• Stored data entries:
•••

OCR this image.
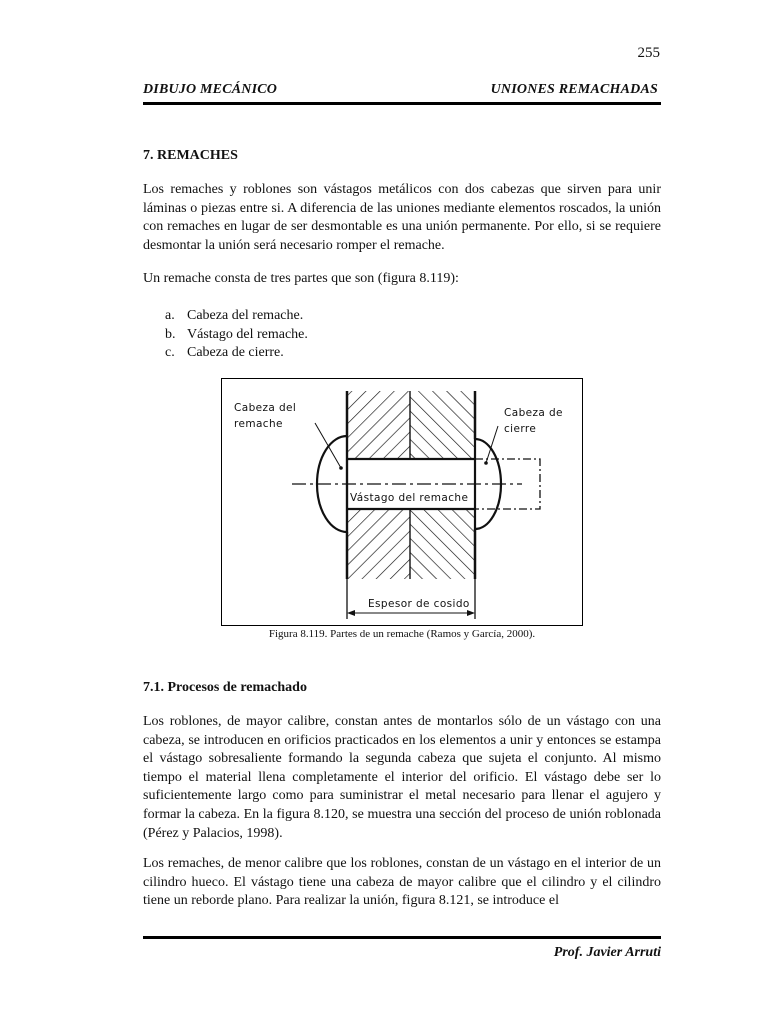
255
DIBUJO MECÁNICO	UNIONES REMACHADAS
7. REMACHES

Los remaches y roblones son vástagos metálicos con dos cabezas que sirven para unir láminas o piezas entre si. A diferencia de las uniones mediante elementos roscados, la unión con remaches en lugar de ser desmontable es una unión permanente. Por ello, si se requiere desmontar la unión será necesario romper el remache.

Un remache consta de tres partes que son (figura 8.119):

a. Cabeza del remache.
b. Vástago del remache.
c. Cabeza de cierre.
Vástago del remache
Cabeza del
remache
Cabeza de
cierre
Espesor de cosido
Figura 8.119. Partes de un remache (Ramos y García, 2000).
7.1. Procesos de remachado

Los roblones, de mayor calibre, constan antes de montarlos sólo de un vástago con una cabeza, se introducen en orificios practicados en los elementos a unir y entonces se estampa el vástago sobresaliente formando la segunda cabeza que sujeta el conjunto. Al mismo tiempo el material llena completamente el interior del orificio. El vástago debe ser lo suficientemente largo como para suministrar el metal necesario para llenar el agujero y formar la cabeza. En la figura 8.120, se muestra una sección del proceso de unión roblonada (Pérez y Palacios, 1998).

Los remaches, de menor calibre que los roblones, constan de un vástago en el interior de un cilindro hueco. El vástago tiene una cabeza de mayor calibre que el cilindro y el cilindro tiene un reborde plano. Para realizar la unión, figura 8.121, se introduce el

Prof. Javier Arruti
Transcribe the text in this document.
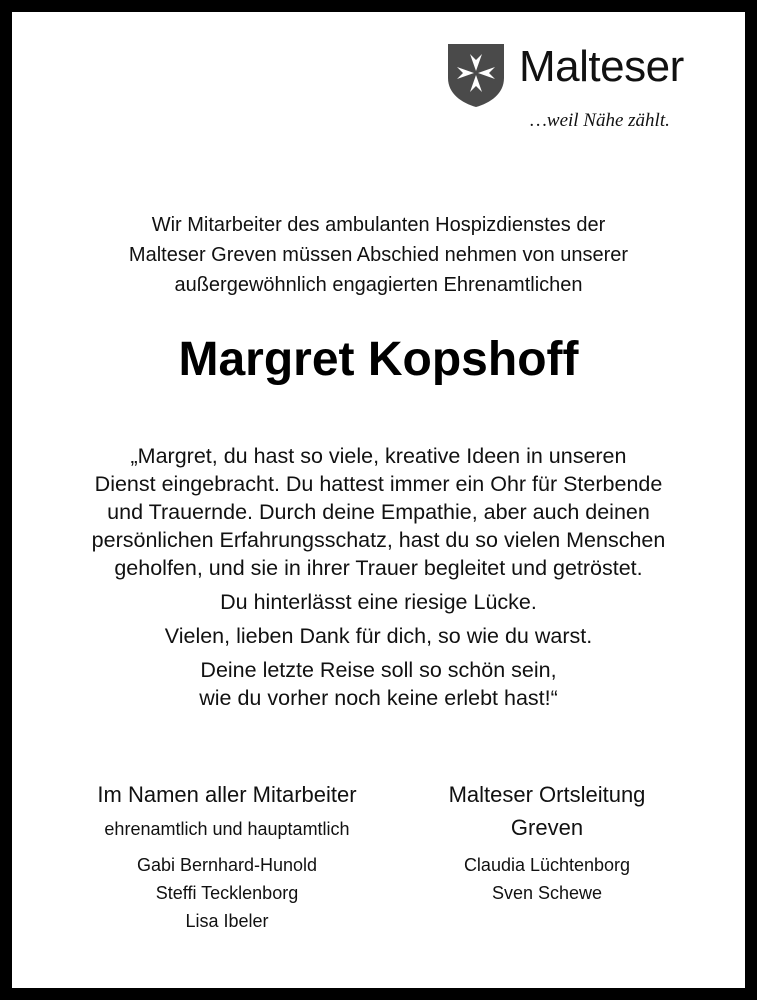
Malteser
…weil Nähe zählt.
Wir Mitarbeiter des ambulanten Hospizdienstes der
Malteser Greven müssen Abschied nehmen von unserer
außergewöhnlich engagierten Ehrenamtlichen
Margret Kopshoff
„Margret, du hast so viele, kreative Ideen in unseren
Dienst eingebracht. Du hattest immer ein Ohr für Sterbende
und Trauernde. Durch deine Empathie, aber auch deinen
persönlichen Erfahrungsschatz, hast du so vielen Menschen
geholfen, und sie in ihrer Trauer begleitet und getröstet.
Du hinterlässt eine riesige Lücke.
Vielen, lieben Dank für dich, so wie du warst.
Deine letzte Reise soll so schön sein,
wie du vorher noch keine erlebt hast!“
Im Namen aller Mitarbeiter
ehrenamtlich und hauptamtlich
Gabi Bernhard-Hunold
Steffi Tecklenborg
Lisa Ibeler
Malteser Ortsleitung
Greven
Claudia Lüchtenborg
Sven Schewe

•••

• Exercise aim: Pictures are to be left out; all else in the entries above is to be quoted exactly.

• Result of this exercise:
OCR this image.
255
DIBUJO MECÁNICO	UNIONES REMACHADAS
7. REMACHES

Los remaches y roblones son vástagos metálicos con dos cabezas que sirven para unir láminas o piezas entre si. A diferencia de las uniones mediante elementos roscados, la unión con remaches en lugar de ser desmontable es una unión permanente. Por ello, si se requiere desmontar la unión será necesario romper el remache.

Un remache consta de tres partes que son (figura 8.119):

a. Cabeza del remache.
b. Vástago del remache.
c. Cabeza de cierre.
Vástago del remache
Cabeza del
remache
Cabeza de
cierre
Espesor de cosido
Figura 8.119. Partes de un remache (Ramos y García, 2000).
7.1. Procesos de remachado

Los roblones, de mayor calibre, constan antes de montarlos sólo de un vástago con una cabeza, se introducen en orificios practicados en los elementos a unir y entonces se estampa el vástago sobresaliente formando la segunda cabeza que sujeta el conjunto. Al mismo tiempo el material llena completamente el interior del orificio. El vástago debe ser lo suficientemente largo como para suministrar el metal necesario para llenar el agujero y formar la cabeza. En la figura 8.120, se muestra una sección del proceso de unión roblonada (Pérez y Palacios, 1998).

Los remaches, de menor calibre que los roblones, constan de un vástago en el interior de un cilindro hueco. El vástago tiene una cabeza de mayor calibre que el cilindro y el cilindro tiene un reborde plano. Para realizar la unión, figura 8.121, se introduce el

Prof. Javier Arruti
Transcribe the text in this document.
Malteser
…weil Nähe zählt.
Wir Mitarbeiter des ambulanten Hospizdienstes der
Malteser Greven müssen Abschied nehmen von unserer
außergewöhnlich engagierten Ehrenamtlichen
Margret Kopshoff
„Margret, du hast so viele, kreative Ideen in unseren
Dienst eingebracht. Du hattest immer ein Ohr für Sterbende
und Trauernde. Durch deine Empathie, aber auch deinen
persönlichen Erfahrungsschatz, hast du so vielen Menschen
geholfen, und sie in ihrer Trauer begleitet und getröstet.
Du hinterlässt eine riesige Lücke.
Vielen, lieben Dank für dich, so wie du warst.
Deine letzte Reise soll so schön sein,
wie du vorher noch keine erlebt hast!“
Im Namen aller Mitarbeiter
ehrenamtlich und hauptamtlich
Gabi Bernhard-Hunold
Steffi Tecklenborg
Lisa Ibeler
Malteser Ortsleitung
Greven
Claudia Lüchtenborg
Sven Schewe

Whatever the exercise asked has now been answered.